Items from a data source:
******

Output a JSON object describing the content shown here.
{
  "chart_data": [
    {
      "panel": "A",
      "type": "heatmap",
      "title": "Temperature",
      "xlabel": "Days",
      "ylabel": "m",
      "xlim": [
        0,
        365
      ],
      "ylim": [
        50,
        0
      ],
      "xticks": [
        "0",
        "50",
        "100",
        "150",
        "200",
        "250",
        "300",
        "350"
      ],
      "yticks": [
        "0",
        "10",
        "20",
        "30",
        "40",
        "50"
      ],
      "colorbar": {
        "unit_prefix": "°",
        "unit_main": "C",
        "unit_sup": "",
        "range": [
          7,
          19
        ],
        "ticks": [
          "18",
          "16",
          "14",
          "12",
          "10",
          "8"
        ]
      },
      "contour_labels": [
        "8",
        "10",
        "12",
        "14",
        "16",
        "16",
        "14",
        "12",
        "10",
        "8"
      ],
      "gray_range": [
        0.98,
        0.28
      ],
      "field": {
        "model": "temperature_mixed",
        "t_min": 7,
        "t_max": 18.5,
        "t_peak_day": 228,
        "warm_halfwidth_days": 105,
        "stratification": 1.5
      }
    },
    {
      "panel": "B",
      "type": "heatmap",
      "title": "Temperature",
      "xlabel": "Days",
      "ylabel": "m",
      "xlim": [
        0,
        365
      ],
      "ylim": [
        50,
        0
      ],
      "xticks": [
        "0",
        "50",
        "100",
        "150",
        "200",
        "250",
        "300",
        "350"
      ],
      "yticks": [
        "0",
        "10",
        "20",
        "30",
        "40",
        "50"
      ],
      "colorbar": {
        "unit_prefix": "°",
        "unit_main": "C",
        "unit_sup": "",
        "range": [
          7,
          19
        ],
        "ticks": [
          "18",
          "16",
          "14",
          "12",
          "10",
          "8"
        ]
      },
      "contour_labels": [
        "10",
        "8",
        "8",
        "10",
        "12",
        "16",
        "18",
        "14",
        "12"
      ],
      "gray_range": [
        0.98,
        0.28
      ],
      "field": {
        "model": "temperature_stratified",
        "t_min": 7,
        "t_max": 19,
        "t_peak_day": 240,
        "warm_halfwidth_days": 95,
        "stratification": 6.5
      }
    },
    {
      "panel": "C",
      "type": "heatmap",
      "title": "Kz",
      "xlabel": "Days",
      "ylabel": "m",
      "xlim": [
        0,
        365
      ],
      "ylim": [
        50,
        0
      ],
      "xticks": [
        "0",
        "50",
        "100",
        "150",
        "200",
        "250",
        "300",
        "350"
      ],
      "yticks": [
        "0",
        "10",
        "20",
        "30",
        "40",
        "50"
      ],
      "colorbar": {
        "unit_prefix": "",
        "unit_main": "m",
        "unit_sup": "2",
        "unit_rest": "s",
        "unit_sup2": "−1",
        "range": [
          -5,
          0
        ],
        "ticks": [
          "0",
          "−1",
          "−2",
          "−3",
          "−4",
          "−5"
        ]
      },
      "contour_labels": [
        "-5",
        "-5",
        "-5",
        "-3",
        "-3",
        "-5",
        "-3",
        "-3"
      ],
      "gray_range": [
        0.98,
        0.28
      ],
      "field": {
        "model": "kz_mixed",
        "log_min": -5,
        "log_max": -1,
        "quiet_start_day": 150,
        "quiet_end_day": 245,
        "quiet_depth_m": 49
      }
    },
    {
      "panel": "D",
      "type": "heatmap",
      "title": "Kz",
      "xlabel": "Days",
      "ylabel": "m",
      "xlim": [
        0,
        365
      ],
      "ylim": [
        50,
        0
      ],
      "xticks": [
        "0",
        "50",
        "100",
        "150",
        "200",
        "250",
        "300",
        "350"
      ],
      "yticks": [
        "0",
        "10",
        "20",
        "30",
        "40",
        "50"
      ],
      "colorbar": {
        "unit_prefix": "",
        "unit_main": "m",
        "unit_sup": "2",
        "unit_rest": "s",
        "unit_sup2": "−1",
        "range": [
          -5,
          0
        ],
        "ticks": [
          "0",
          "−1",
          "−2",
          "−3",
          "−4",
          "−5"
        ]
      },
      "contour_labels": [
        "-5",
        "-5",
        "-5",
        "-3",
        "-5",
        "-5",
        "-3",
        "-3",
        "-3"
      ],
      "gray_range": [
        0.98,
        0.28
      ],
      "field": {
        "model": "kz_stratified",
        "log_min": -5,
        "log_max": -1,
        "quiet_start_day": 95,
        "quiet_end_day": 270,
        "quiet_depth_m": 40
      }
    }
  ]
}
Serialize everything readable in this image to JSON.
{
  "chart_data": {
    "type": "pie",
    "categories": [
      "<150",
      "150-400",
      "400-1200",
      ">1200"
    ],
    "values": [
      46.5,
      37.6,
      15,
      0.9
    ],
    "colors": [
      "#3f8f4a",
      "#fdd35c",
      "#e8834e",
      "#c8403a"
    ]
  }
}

******

Copy out each record exactly as given, omitting none.

Output a JSON object describing the content shown here.
{
  "chart_data": [
    {
      "panel": "A",
      "type": "heatmap",
      "title": "Temperature",
      "xlabel": "Days",
      "ylabel": "m",
      "xlim": [
        0,
        365
      ],
      "ylim": [
        50,
        0
      ],
      "xticks": [
        "0",
        "50",
        "100",
        "150",
        "200",
        "250",
        "300",
        "350"
      ],
      "yticks": [
        "0",
        "10",
        "20",
        "30",
        "40",
        "50"
      ],
      "colorbar": {
        "unit_prefix": "°",
        "unit_main": "C",
        "unit_sup": "",
        "range": [
          7,
          19
        ],
        "ticks": [
          "18",
          "16",
          "14",
          "12",
          "10",
          "8"
        ]
      },
      "contour_labels": [
        "8",
        "10",
        "12",
        "14",
        "16",
        "16",
        "14",
        "12",
        "10",
        "8"
      ],
      "gray_range": [
        0.98,
        0.28
      ],
      "field": {
        "model": "temperature_mixed",
        "t_min": 7,
        "t_max": 18.5,
        "t_peak_day": 228,
        "warm_halfwidth_days": 105,
        "stratification": 1.5
      }
    },
    {
      "panel": "B",
      "type": "heatmap",
      "title": "Temperature",
      "xlabel": "Days",
      "ylabel": "m",
      "xlim": [
        0,
        365
      ],
      "ylim": [
        50,
        0
      ],
      "xticks": [
        "0",
        "50",
        "100",
        "150",
        "200",
        "250",
        "300",
        "350"
      ],
      "yticks": [
        "0",
        "10",
        "20",
        "30",
        "40",
        "50"
      ],
      "colorbar": {
        "unit_prefix": "°",
        "unit_main": "C",
        "unit_sup": "",
        "range": [
          7,
          19
        ],
        "ticks": [
          "18",
          "16",
          "14",
          "12",
          "10",
          "8"
        ]
      },
      "contour_labels": [
        "10",
        "8",
        "8",
        "10",
        "12",
        "16",
        "18",
        "14",
        "12"
      ],
      "gray_range": [
        0.98,
        0.28
      ],
      "field": {
        "model": "temperature_stratified",
        "t_min": 7,
        "t_max": 19,
        "t_peak_day": 240,
        "warm_halfwidth_days": 95,
        "stratification": 6.5
      }
    },
    {
      "panel": "C",
      "type": "heatmap",
      "title": "Kz",
      "xlabel": "Days",
      "ylabel": "m",
      "xlim": [
        0,
        365
      ],
      "ylim": [
        50,
        0
      ],
      "xticks": [
        "0",
        "50",
        "100",
        "150",
        "200",
        "250",
        "300",
        "350"
      ],
      "yticks": [
        "0",
        "10",
        "20",
        "30",
        "40",
        "50"
      ],
      "colorbar": {
        "unit_prefix": "",
        "unit_main": "m",
        "unit_sup": "2",
        "unit_rest": "s",
        "unit_sup2": "−1",
        "range": [
          -5,
          0
        ],
        "ticks": [
          "0",
          "−1",
          "−2",
          "−3",
          "−4",
          "−5"
        ]
      },
      "contour_labels": [
        "-5",
        "-5",
        "-5",
        "-3",
        "-3",
        "-5",
        "-3",
        "-3"
      ],
      "gray_range": [
        0.98,
        0.28
      ],
      "field": {
        "model": "kz_mixed",
        "log_min": -5,
        "log_max": -1,
        "quiet_start_day": 150,
        "quiet_end_day": 245,
        "quiet_depth_m": 49
      }
    },
    {
      "panel": "D",
      "type": "heatmap",
      "title": "Kz",
      "xlabel": "Days",
      "ylabel": "m",
      "xlim": [
        0,
        365
      ],
      "ylim": [
        50,
        0
      ],
      "xticks": [
        "0",
        "50",
        "100",
        "150",
        "200",
        "250",
        "300",
        "350"
      ],
      "yticks": [
        "0",
        "10",
        "20",
        "30",
        "40",
        "50"
      ],
      "colorbar": {
        "unit_prefix": "",
        "unit_main": "m",
        "unit_sup": "2",
        "unit_rest": "s",
        "unit_sup2": "−1",
        "range": [
          -5,
          0
        ],
        "ticks": [
          "0",
          "−1",
          "−2",
          "−3",
          "−4",
          "−5"
        ]
      },
      "contour_labels": [
        "-5",
        "-5",
        "-5",
        "-3",
        "-5",
        "-5",
        "-3",
        "-3",
        "-3"
      ],
      "gray_range": [
        0.98,
        0.28
      ],
      "field": {
        "model": "kz_stratified",
        "log_min": -5,
        "log_max": -1,
        "quiet_start_day": 95,
        "quiet_end_day": 270,
        "quiet_depth_m": 40
      }
    }
  ]
}
Serialize everything readable in this image to JSON.
{
  "chart_data": {
    "type": "pie",
    "categories": [
      "<150",
      "150-400",
      "400-1200",
      ">1200"
    ],
    "values": [
      46.5,
      37.6,
      15,
      0.9
    ],
    "colors": [
      "#3f8f4a",
      "#fdd35c",
      "#e8834e",
      "#c8403a"
    ]
  }
}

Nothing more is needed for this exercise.